◆ SET EXERCISE
Print the following records back line for line, changing nothing.

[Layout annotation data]
____________________

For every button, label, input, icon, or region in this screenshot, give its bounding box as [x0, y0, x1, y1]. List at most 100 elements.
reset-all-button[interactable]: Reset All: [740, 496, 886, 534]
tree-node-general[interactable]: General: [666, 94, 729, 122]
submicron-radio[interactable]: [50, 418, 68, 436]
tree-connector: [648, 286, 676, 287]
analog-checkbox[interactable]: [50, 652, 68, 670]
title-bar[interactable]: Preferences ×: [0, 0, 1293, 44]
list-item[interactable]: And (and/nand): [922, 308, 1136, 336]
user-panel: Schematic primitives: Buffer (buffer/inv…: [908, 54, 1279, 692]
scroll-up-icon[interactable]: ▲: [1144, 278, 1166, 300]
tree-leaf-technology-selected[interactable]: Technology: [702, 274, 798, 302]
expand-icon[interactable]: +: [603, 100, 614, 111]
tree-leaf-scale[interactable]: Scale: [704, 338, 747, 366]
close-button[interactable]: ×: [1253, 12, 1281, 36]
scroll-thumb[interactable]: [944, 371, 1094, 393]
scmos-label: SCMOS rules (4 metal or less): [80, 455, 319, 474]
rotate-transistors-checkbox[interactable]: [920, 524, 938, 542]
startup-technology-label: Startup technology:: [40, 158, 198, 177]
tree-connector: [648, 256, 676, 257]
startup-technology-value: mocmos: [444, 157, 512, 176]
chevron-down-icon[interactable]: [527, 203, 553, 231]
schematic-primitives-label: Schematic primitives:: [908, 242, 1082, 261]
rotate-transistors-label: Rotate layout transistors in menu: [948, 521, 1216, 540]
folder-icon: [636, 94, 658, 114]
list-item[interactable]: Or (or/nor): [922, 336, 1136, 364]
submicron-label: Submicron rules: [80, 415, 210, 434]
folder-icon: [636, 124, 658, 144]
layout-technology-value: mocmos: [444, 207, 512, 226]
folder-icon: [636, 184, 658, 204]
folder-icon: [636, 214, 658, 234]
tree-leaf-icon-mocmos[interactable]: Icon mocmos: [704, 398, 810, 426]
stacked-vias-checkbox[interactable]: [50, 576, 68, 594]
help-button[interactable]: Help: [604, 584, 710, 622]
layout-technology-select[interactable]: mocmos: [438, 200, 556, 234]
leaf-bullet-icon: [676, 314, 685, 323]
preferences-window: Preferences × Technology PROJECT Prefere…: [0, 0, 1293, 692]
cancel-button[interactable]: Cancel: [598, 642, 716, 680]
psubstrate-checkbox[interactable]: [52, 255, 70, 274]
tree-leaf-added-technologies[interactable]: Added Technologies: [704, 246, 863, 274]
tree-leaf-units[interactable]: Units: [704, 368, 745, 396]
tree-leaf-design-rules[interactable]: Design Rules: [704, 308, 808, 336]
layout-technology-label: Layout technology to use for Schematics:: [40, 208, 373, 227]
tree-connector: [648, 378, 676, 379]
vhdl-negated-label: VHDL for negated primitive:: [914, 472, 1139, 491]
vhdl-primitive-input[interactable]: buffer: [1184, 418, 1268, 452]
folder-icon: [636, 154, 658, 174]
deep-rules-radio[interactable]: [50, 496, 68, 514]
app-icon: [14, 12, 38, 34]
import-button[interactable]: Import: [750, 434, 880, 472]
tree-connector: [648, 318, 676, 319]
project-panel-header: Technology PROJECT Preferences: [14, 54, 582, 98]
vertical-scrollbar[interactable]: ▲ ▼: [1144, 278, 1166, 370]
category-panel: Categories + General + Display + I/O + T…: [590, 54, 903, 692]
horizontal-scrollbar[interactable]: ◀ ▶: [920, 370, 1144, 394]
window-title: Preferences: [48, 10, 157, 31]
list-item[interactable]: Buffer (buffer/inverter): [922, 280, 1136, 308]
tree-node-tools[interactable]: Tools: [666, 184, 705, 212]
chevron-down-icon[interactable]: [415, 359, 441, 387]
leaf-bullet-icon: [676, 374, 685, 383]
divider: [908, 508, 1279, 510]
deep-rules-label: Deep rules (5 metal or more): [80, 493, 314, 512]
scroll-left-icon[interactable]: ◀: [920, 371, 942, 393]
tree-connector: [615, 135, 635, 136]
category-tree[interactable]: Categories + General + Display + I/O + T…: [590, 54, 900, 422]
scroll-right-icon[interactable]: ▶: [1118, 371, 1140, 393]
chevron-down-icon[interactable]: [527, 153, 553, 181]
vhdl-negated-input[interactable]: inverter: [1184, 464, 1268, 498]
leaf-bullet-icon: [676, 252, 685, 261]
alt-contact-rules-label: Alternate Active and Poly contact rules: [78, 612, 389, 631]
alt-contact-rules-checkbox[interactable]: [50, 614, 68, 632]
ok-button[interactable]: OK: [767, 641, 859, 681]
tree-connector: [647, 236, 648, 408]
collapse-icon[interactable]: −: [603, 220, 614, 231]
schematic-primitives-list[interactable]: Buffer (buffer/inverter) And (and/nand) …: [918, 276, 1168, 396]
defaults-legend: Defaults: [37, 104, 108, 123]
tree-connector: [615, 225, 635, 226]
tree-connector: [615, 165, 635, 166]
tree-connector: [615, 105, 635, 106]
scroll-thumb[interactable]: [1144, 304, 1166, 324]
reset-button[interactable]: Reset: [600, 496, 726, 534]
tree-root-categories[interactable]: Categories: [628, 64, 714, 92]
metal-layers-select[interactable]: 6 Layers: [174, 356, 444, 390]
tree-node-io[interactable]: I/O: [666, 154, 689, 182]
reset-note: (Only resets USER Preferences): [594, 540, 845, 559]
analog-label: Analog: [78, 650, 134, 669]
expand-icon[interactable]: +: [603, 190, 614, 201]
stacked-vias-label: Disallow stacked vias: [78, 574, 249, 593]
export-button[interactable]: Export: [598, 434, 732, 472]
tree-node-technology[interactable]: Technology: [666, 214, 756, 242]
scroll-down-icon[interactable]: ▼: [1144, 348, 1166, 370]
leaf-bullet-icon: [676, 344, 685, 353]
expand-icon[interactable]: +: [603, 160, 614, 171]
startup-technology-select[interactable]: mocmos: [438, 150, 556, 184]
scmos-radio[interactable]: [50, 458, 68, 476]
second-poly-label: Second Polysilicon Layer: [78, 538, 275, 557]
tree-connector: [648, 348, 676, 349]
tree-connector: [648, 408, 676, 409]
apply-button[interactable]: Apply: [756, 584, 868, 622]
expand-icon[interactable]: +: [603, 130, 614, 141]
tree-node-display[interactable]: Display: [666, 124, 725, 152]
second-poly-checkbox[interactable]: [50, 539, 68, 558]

____________________

◆ TASK OUTPUT
For every button, label, input, icon, or region in this screenshot, give its bounding box as [x0, y0, x1, y1]. List at most 100 elements.
reset-all-button[interactable]: Reset All: [740, 496, 886, 534]
tree-node-general[interactable]: General: [666, 94, 729, 122]
submicron-radio[interactable]: [50, 418, 68, 436]
tree-connector: [648, 286, 676, 287]
analog-checkbox[interactable]: [50, 652, 68, 670]
title-bar[interactable]: Preferences ×: [0, 0, 1293, 44]
list-item[interactable]: And (and/nand): [922, 308, 1136, 336]
user-panel: Schematic primitives: Buffer (buffer/inv…: [908, 54, 1279, 692]
scroll-up-icon[interactable]: ▲: [1144, 278, 1166, 300]
tree-leaf-technology-selected[interactable]: Technology: [702, 274, 798, 302]
expand-icon[interactable]: +: [603, 100, 614, 111]
tree-leaf-scale[interactable]: Scale: [704, 338, 747, 366]
close-button[interactable]: ×: [1253, 12, 1281, 36]
scroll-thumb[interactable]: [944, 371, 1094, 393]
scmos-label: SCMOS rules (4 metal or less): [80, 455, 319, 474]
rotate-transistors-checkbox[interactable]: [920, 524, 938, 542]
startup-technology-label: Startup technology:: [40, 158, 198, 177]
tree-connector: [648, 256, 676, 257]
startup-technology-value: mocmos: [444, 157, 512, 176]
chevron-down-icon[interactable]: [527, 203, 553, 231]
schematic-primitives-label: Schematic primitives:: [908, 242, 1082, 261]
rotate-transistors-label: Rotate layout transistors in menu: [948, 521, 1216, 540]
folder-icon: [636, 94, 658, 114]
list-item[interactable]: Or (or/nor): [922, 336, 1136, 364]
submicron-label: Submicron rules: [80, 415, 210, 434]
folder-icon: [636, 124, 658, 144]
layout-technology-value: mocmos: [444, 207, 512, 226]
folder-icon: [636, 184, 658, 204]
folder-icon: [636, 214, 658, 234]
tree-leaf-icon-mocmos[interactable]: Icon mocmos: [704, 398, 810, 426]
stacked-vias-checkbox[interactable]: [50, 576, 68, 594]
help-button[interactable]: Help: [604, 584, 710, 622]
layout-technology-select[interactable]: mocmos: [438, 200, 556, 234]
leaf-bullet-icon: [676, 314, 685, 323]
preferences-window: Preferences × Technology PROJECT Prefere…: [0, 0, 1293, 692]
cancel-button[interactable]: Cancel: [598, 642, 716, 680]
psubstrate-checkbox[interactable]: [52, 255, 70, 274]
tree-leaf-added-technologies[interactable]: Added Technologies: [704, 246, 863, 274]
tree-leaf-units[interactable]: Units: [704, 368, 745, 396]
tree-leaf-design-rules[interactable]: Design Rules: [704, 308, 808, 336]
layout-technology-label: Layout technology to use for Schematics:: [40, 208, 373, 227]
tree-connector: [648, 378, 676, 379]
vhdl-negated-label: VHDL for negated primitive:: [914, 472, 1139, 491]
vhdl-primitive-input[interactable]: buffer: [1184, 418, 1268, 452]
folder-icon: [636, 154, 658, 174]
deep-rules-radio[interactable]: [50, 496, 68, 514]
app-icon: [14, 12, 38, 34]
import-button[interactable]: Import: [750, 434, 880, 472]
tree-connector: [648, 318, 676, 319]
project-panel-header: Technology PROJECT Preferences: [14, 54, 582, 98]
vertical-scrollbar[interactable]: ▲ ▼: [1144, 278, 1166, 370]
category-panel: Categories + General + Display + I/O + T…: [590, 54, 903, 692]
horizontal-scrollbar[interactable]: ◀ ▶: [920, 370, 1144, 394]
window-title: Preferences: [48, 10, 157, 31]
list-item[interactable]: Buffer (buffer/inverter): [922, 280, 1136, 308]
tree-node-tools[interactable]: Tools: [666, 184, 705, 212]
chevron-down-icon[interactable]: [415, 359, 441, 387]
leaf-bullet-icon: [676, 374, 685, 383]
divider: [908, 508, 1279, 510]
deep-rules-label: Deep rules (5 metal or more): [80, 493, 314, 512]
scroll-left-icon[interactable]: ◀: [920, 371, 942, 393]
tree-connector: [615, 135, 635, 136]
category-tree[interactable]: Categories + General + Display + I/O + T…: [590, 54, 900, 422]
scroll-right-icon[interactable]: ▶: [1118, 371, 1140, 393]
chevron-down-icon[interactable]: [527, 153, 553, 181]
vhdl-negated-input[interactable]: inverter: [1184, 464, 1268, 498]
leaf-bullet-icon: [676, 252, 685, 261]
alt-contact-rules-label: Alternate Active and Poly contact rules: [78, 612, 389, 631]
alt-contact-rules-checkbox[interactable]: [50, 614, 68, 632]
ok-button[interactable]: OK: [767, 641, 859, 681]
tree-connector: [647, 236, 648, 408]
collapse-icon[interactable]: −: [603, 220, 614, 231]
schematic-primitives-list[interactable]: Buffer (buffer/inverter) And (and/nand) …: [918, 276, 1168, 396]
defaults-legend: Defaults: [37, 104, 108, 123]
tree-connector: [615, 225, 635, 226]
tree-connector: [615, 165, 635, 166]
tree-connector: [615, 105, 635, 106]
scroll-thumb[interactable]: [1144, 304, 1166, 324]
reset-button[interactable]: Reset: [600, 496, 726, 534]
tree-root-categories[interactable]: Categories: [628, 64, 714, 92]
metal-layers-select[interactable]: 6 Layers: [174, 356, 444, 390]
tree-node-io[interactable]: I/O: [666, 154, 689, 182]
reset-note: (Only resets USER Preferences): [594, 540, 845, 559]
analog-label: Analog: [78, 650, 134, 669]
expand-icon[interactable]: +: [603, 190, 614, 201]
stacked-vias-label: Disallow stacked vias: [78, 574, 249, 593]
export-button[interactable]: Export: [598, 434, 732, 472]
tree-node-technology[interactable]: Technology: [666, 214, 756, 242]
scroll-down-icon[interactable]: ▼: [1144, 348, 1166, 370]
leaf-bullet-icon: [676, 344, 685, 353]
expand-icon[interactable]: +: [603, 160, 614, 171]
startup-technology-select[interactable]: mocmos: [438, 150, 556, 184]
scmos-radio[interactable]: [50, 458, 68, 476]
second-poly-label: Second Polysilicon Layer: [78, 538, 275, 557]
tree-connector: [648, 348, 676, 349]
tree-connector: [648, 408, 676, 409]
apply-button[interactable]: Apply: [756, 584, 868, 622]
expand-icon[interactable]: +: [603, 130, 614, 141]
tree-node-display[interactable]: Display: [666, 124, 725, 152]
second-poly-checkbox[interactable]: [50, 539, 68, 558]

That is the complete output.